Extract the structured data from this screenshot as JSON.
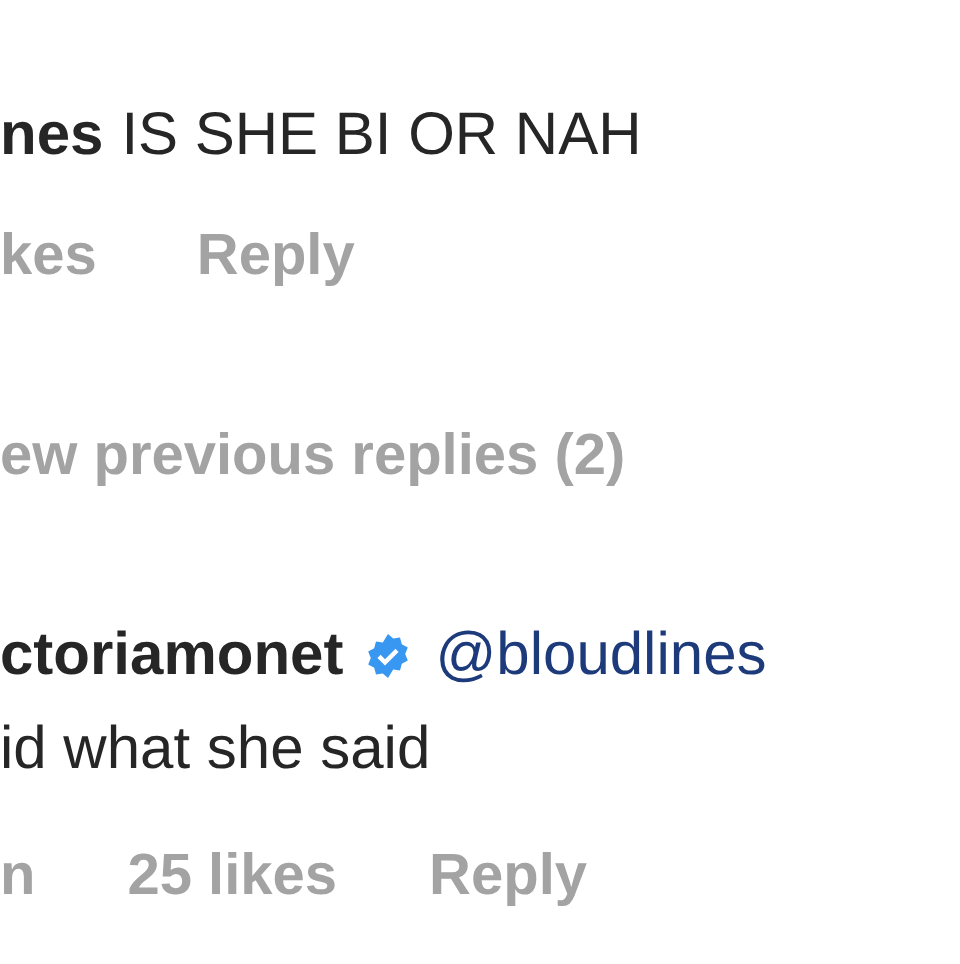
{
  "comment": {
    "username": "nes",
    "text": "IS SHE BI OR NAH",
    "meta": [
      "kes",
      "Reply"
    ]
  },
  "view_replies": "ew previous replies (2)",
  "reply": {
    "username": "ctoriamonet",
    "verified": true,
    "mention": "@bloudlines",
    "text": "id what she said",
    "meta": [
      "n",
      "25 likes",
      "Reply"
    ]
  }
}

- _PROBLEM DETAILS_:
Set down the complete material exactly, but do not include the images.

- _FINAL ANSWER_:
Extract the structured data from this screenshot as JSON.
{
  "comment": {
    "username": "nes",
    "text": "IS SHE BI OR NAH",
    "meta": [
      "kes",
      "Reply"
    ]
  },
  "view_replies": "ew previous replies (2)",
  "reply": {
    "username": "ctoriamonet",
    "verified": true,
    "mention": "@bloudlines",
    "text": "id what she said",
    "meta": [
      "n",
      "25 likes",
      "Reply"
    ]
  }
}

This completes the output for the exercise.